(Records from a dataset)
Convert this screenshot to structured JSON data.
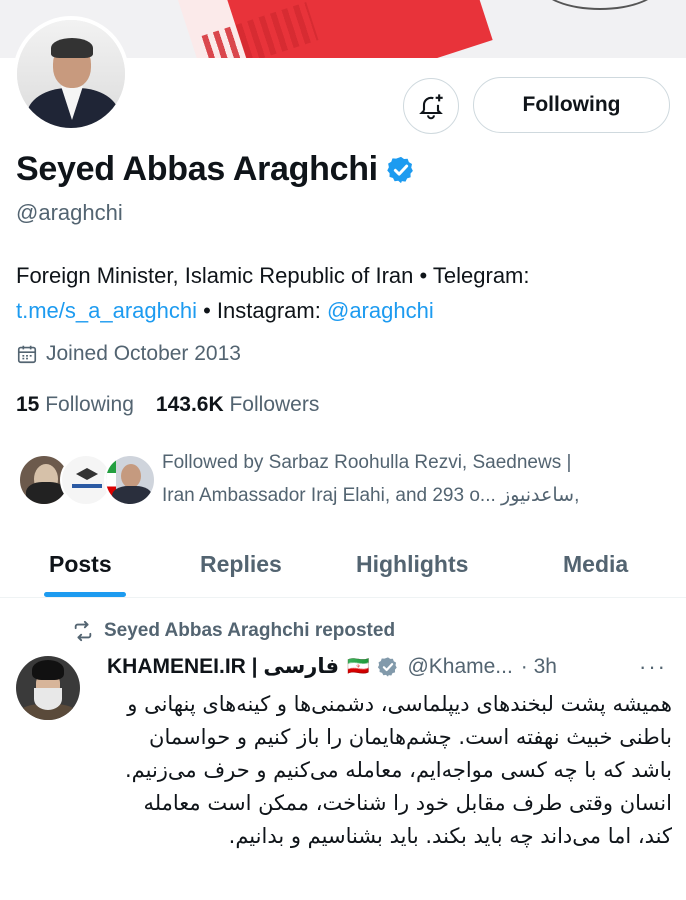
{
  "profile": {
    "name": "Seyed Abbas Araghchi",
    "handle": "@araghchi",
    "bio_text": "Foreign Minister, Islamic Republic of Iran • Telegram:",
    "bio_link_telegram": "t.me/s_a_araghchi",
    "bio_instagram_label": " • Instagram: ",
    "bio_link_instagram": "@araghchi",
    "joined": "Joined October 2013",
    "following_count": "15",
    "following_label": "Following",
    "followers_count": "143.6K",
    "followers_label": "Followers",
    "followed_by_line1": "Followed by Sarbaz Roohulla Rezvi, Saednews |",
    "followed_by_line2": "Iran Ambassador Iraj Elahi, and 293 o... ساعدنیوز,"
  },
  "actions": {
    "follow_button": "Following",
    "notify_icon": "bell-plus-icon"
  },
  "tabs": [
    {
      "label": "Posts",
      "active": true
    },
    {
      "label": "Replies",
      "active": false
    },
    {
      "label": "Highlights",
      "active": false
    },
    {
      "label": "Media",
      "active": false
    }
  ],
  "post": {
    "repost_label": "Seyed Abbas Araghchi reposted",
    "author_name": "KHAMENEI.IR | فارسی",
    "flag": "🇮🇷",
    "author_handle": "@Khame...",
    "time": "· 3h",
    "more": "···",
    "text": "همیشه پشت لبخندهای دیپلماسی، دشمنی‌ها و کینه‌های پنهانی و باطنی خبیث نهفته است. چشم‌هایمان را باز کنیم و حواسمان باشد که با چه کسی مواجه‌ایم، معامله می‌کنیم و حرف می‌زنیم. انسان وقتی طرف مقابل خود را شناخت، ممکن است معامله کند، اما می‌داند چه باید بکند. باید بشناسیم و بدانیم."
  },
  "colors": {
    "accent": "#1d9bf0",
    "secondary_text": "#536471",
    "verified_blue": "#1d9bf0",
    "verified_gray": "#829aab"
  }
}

--

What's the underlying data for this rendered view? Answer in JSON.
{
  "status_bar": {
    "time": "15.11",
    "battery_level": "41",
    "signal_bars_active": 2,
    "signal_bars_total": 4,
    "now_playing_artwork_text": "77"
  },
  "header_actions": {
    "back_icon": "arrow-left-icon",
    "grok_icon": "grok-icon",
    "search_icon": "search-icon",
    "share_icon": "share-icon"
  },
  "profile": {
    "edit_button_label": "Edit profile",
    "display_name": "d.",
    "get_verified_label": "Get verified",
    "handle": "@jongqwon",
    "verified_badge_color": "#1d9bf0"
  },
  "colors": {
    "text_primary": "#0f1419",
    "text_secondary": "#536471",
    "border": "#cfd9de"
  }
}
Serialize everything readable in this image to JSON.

Work to complete: Starting at the line that contains "What's the underlying", repeat each line exactly, and stop after the line that contains "Serialize everything readable".

Task output:
What's the underlying data for this rendered view? Answer in JSON.
{
  "status_bar": {
    "time": "15.11",
    "battery_level": "41",
    "signal_bars_active": 2,
    "signal_bars_total": 4,
    "now_playing_artwork_text": "77"
  },
  "header_actions": {
    "back_icon": "arrow-left-icon",
    "grok_icon": "grok-icon",
    "search_icon": "search-icon",
    "share_icon": "share-icon"
  },
  "profile": {
    "edit_button_label": "Edit profile",
    "display_name": "d.",
    "get_verified_label": "Get verified",
    "handle": "@jongqwon",
    "verified_badge_color": "#1d9bf0"
  },
  "colors": {
    "text_primary": "#0f1419",
    "text_secondary": "#536471",
    "border": "#cfd9de"
  }
}
Serialize everything readable in this image to JSON.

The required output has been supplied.